§ **Problem requirements**
Repeat the lines that follow, leaving nothing out.

★ ★ ★ ★

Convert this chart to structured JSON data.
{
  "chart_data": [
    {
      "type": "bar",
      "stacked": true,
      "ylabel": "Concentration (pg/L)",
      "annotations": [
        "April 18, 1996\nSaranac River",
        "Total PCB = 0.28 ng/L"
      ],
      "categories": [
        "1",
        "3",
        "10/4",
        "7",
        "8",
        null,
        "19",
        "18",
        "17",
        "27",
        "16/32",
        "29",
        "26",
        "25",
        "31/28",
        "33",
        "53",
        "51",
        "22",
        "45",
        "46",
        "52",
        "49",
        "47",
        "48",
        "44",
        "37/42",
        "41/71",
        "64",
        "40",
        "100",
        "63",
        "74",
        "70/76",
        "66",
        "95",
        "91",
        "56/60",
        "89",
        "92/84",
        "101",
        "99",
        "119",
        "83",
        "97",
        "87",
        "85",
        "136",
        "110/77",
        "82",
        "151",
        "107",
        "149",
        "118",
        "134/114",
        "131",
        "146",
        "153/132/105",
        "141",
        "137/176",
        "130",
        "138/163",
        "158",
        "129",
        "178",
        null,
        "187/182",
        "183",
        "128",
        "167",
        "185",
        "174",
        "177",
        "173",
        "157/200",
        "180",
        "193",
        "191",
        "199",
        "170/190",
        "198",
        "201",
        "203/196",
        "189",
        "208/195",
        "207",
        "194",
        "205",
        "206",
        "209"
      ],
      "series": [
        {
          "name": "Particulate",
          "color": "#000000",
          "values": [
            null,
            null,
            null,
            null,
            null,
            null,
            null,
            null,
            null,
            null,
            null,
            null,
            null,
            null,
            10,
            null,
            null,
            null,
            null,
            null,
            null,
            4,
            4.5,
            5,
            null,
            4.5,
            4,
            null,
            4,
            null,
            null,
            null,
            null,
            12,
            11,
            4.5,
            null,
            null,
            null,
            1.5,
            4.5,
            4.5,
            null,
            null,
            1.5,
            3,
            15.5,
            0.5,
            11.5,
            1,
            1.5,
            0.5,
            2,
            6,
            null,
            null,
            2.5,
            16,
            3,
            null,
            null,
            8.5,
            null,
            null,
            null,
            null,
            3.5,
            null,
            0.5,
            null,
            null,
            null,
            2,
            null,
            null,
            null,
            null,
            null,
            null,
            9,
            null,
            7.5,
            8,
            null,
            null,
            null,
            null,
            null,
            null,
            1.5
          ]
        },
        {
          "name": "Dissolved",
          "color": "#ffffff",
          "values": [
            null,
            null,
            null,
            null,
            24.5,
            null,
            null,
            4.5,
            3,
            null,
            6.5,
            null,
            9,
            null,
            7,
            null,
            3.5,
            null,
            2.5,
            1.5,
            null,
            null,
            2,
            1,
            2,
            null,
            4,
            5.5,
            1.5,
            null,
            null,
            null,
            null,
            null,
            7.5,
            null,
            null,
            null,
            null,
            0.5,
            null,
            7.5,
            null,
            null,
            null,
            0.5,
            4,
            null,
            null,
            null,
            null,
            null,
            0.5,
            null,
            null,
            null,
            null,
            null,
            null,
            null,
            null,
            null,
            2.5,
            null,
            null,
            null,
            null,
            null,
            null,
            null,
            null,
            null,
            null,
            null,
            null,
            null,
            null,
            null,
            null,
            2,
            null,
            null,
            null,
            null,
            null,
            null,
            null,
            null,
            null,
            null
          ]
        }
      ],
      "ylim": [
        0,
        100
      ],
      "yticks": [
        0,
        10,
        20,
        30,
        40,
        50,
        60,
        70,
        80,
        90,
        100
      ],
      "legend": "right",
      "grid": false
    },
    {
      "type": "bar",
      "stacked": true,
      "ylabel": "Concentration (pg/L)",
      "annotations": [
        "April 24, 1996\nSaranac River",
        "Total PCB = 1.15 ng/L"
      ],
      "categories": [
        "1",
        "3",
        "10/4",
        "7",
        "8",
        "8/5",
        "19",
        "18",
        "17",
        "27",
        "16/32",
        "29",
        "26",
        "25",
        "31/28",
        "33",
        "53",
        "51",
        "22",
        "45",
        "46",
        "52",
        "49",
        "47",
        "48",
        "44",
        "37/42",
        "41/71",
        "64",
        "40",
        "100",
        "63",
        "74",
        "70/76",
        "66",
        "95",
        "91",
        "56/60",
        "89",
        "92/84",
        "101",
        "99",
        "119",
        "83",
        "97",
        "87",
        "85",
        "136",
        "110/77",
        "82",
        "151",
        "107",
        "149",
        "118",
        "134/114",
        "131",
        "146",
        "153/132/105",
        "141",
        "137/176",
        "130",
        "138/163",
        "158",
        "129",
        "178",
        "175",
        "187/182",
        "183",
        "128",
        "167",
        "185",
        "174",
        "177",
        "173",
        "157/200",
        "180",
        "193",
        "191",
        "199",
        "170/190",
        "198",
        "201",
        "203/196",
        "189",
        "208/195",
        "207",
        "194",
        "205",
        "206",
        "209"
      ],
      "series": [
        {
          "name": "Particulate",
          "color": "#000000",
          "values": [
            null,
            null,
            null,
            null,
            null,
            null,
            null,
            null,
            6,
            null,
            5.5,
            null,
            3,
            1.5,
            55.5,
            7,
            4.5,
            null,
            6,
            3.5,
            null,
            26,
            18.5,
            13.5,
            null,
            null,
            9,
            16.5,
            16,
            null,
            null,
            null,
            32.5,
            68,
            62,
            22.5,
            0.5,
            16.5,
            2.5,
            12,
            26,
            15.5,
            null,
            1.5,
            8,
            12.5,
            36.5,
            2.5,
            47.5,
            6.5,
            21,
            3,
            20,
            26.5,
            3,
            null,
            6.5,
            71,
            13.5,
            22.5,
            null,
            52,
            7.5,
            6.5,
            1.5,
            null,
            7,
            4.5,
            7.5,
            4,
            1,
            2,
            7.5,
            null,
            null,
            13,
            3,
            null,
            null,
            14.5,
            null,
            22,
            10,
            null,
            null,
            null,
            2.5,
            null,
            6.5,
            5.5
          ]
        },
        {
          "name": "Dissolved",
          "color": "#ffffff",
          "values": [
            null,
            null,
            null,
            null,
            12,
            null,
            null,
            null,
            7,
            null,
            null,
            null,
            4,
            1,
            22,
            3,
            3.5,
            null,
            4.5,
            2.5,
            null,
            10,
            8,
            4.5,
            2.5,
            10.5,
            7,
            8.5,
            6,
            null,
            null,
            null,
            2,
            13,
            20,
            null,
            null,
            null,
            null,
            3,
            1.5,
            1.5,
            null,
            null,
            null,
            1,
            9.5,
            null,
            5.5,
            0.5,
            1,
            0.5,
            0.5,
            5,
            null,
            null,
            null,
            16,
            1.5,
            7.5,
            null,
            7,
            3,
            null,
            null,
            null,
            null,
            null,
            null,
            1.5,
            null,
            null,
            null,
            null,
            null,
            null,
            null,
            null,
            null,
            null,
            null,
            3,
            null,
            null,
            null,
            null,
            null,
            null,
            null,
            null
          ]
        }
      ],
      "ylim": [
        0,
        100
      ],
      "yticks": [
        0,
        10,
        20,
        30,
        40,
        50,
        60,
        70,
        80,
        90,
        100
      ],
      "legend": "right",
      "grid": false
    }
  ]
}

★ ★ ★ ★

§ **Exercise result**
Convert this chart to structured JSON data.
{
  "chart_data": [
    {
      "type": "bar",
      "stacked": true,
      "ylabel": "Concentration (pg/L)",
      "annotations": [
        "April 18, 1996\nSaranac River",
        "Total PCB = 0.28 ng/L"
      ],
      "categories": [
        "1",
        "3",
        "10/4",
        "7",
        "8",
        null,
        "19",
        "18",
        "17",
        "27",
        "16/32",
        "29",
        "26",
        "25",
        "31/28",
        "33",
        "53",
        "51",
        "22",
        "45",
        "46",
        "52",
        "49",
        "47",
        "48",
        "44",
        "37/42",
        "41/71",
        "64",
        "40",
        "100",
        "63",
        "74",
        "70/76",
        "66",
        "95",
        "91",
        "56/60",
        "89",
        "92/84",
        "101",
        "99",
        "119",
        "83",
        "97",
        "87",
        "85",
        "136",
        "110/77",
        "82",
        "151",
        "107",
        "149",
        "118",
        "134/114",
        "131",
        "146",
        "153/132/105",
        "141",
        "137/176",
        "130",
        "138/163",
        "158",
        "129",
        "178",
        null,
        "187/182",
        "183",
        "128",
        "167",
        "185",
        "174",
        "177",
        "173",
        "157/200",
        "180",
        "193",
        "191",
        "199",
        "170/190",
        "198",
        "201",
        "203/196",
        "189",
        "208/195",
        "207",
        "194",
        "205",
        "206",
        "209"
      ],
      "series": [
        {
          "name": "Particulate",
          "color": "#000000",
          "values": [
            null,
            null,
            null,
            null,
            null,
            null,
            null,
            null,
            null,
            null,
            null,
            null,
            null,
            null,
            10,
            null,
            null,
            null,
            null,
            null,
            null,
            4,
            4.5,
            5,
            null,
            4.5,
            4,
            null,
            4,
            null,
            null,
            null,
            null,
            12,
            11,
            4.5,
            null,
            null,
            null,
            1.5,
            4.5,
            4.5,
            null,
            null,
            1.5,
            3,
            15.5,
            0.5,
            11.5,
            1,
            1.5,
            0.5,
            2,
            6,
            null,
            null,
            2.5,
            16,
            3,
            null,
            null,
            8.5,
            null,
            null,
            null,
            null,
            3.5,
            null,
            0.5,
            null,
            null,
            null,
            2,
            null,
            null,
            null,
            null,
            null,
            null,
            9,
            null,
            7.5,
            8,
            null,
            null,
            null,
            null,
            null,
            null,
            1.5
          ]
        },
        {
          "name": "Dissolved",
          "color": "#ffffff",
          "values": [
            null,
            null,
            null,
            null,
            24.5,
            null,
            null,
            4.5,
            3,
            null,
            6.5,
            null,
            9,
            null,
            7,
            null,
            3.5,
            null,
            2.5,
            1.5,
            null,
            null,
            2,
            1,
            2,
            null,
            4,
            5.5,
            1.5,
            null,
            null,
            null,
            null,
            null,
            7.5,
            null,
            null,
            null,
            null,
            0.5,
            null,
            7.5,
            null,
            null,
            null,
            0.5,
            4,
            null,
            null,
            null,
            null,
            null,
            0.5,
            null,
            null,
            null,
            null,
            null,
            null,
            null,
            null,
            null,
            2.5,
            null,
            null,
            null,
            null,
            null,
            null,
            null,
            null,
            null,
            null,
            null,
            null,
            null,
            null,
            null,
            null,
            2,
            null,
            null,
            null,
            null,
            null,
            null,
            null,
            null,
            null,
            null
          ]
        }
      ],
      "ylim": [
        0,
        100
      ],
      "yticks": [
        0,
        10,
        20,
        30,
        40,
        50,
        60,
        70,
        80,
        90,
        100
      ],
      "legend": "right",
      "grid": false
    },
    {
      "type": "bar",
      "stacked": true,
      "ylabel": "Concentration (pg/L)",
      "annotations": [
        "April 24, 1996\nSaranac River",
        "Total PCB = 1.15 ng/L"
      ],
      "categories": [
        "1",
        "3",
        "10/4",
        "7",
        "8",
        "8/5",
        "19",
        "18",
        "17",
        "27",
        "16/32",
        "29",
        "26",
        "25",
        "31/28",
        "33",
        "53",
        "51",
        "22",
        "45",
        "46",
        "52",
        "49",
        "47",
        "48",
        "44",
        "37/42",
        "41/71",
        "64",
        "40",
        "100",
        "63",
        "74",
        "70/76",
        "66",
        "95",
        "91",
        "56/60",
        "89",
        "92/84",
        "101",
        "99",
        "119",
        "83",
        "97",
        "87",
        "85",
        "136",
        "110/77",
        "82",
        "151",
        "107",
        "149",
        "118",
        "134/114",
        "131",
        "146",
        "153/132/105",
        "141",
        "137/176",
        "130",
        "138/163",
        "158",
        "129",
        "178",
        "175",
        "187/182",
        "183",
        "128",
        "167",
        "185",
        "174",
        "177",
        "173",
        "157/200",
        "180",
        "193",
        "191",
        "199",
        "170/190",
        "198",
        "201",
        "203/196",
        "189",
        "208/195",
        "207",
        "194",
        "205",
        "206",
        "209"
      ],
      "series": [
        {
          "name": "Particulate",
          "color": "#000000",
          "values": [
            null,
            null,
            null,
            null,
            null,
            null,
            null,
            null,
            6,
            null,
            5.5,
            null,
            3,
            1.5,
            55.5,
            7,
            4.5,
            null,
            6,
            3.5,
            null,
            26,
            18.5,
            13.5,
            null,
            null,
            9,
            16.5,
            16,
            null,
            null,
            null,
            32.5,
            68,
            62,
            22.5,
            0.5,
            16.5,
            2.5,
            12,
            26,
            15.5,
            null,
            1.5,
            8,
            12.5,
            36.5,
            2.5,
            47.5,
            6.5,
            21,
            3,
            20,
            26.5,
            3,
            null,
            6.5,
            71,
            13.5,
            22.5,
            null,
            52,
            7.5,
            6.5,
            1.5,
            null,
            7,
            4.5,
            7.5,
            4,
            1,
            2,
            7.5,
            null,
            null,
            13,
            3,
            null,
            null,
            14.5,
            null,
            22,
            10,
            null,
            null,
            null,
            2.5,
            null,
            6.5,
            5.5
          ]
        },
        {
          "name": "Dissolved",
          "color": "#ffffff",
          "values": [
            null,
            null,
            null,
            null,
            12,
            null,
            null,
            null,
            7,
            null,
            null,
            null,
            4,
            1,
            22,
            3,
            3.5,
            null,
            4.5,
            2.5,
            null,
            10,
            8,
            4.5,
            2.5,
            10.5,
            7,
            8.5,
            6,
            null,
            null,
            null,
            2,
            13,
            20,
            null,
            null,
            null,
            null,
            3,
            1.5,
            1.5,
            null,
            null,
            null,
            1,
            9.5,
            null,
            5.5,
            0.5,
            1,
            0.5,
            0.5,
            5,
            null,
            null,
            null,
            16,
            1.5,
            7.5,
            null,
            7,
            3,
            null,
            null,
            null,
            null,
            null,
            null,
            1.5,
            null,
            null,
            null,
            null,
            null,
            null,
            null,
            null,
            null,
            null,
            null,
            3,
            null,
            null,
            null,
            null,
            null,
            null,
            null,
            null
          ]
        }
      ],
      "ylim": [
        0,
        100
      ],
      "yticks": [
        0,
        10,
        20,
        30,
        40,
        50,
        60,
        70,
        80,
        90,
        100
      ],
      "legend": "right",
      "grid": false
    }
  ]
}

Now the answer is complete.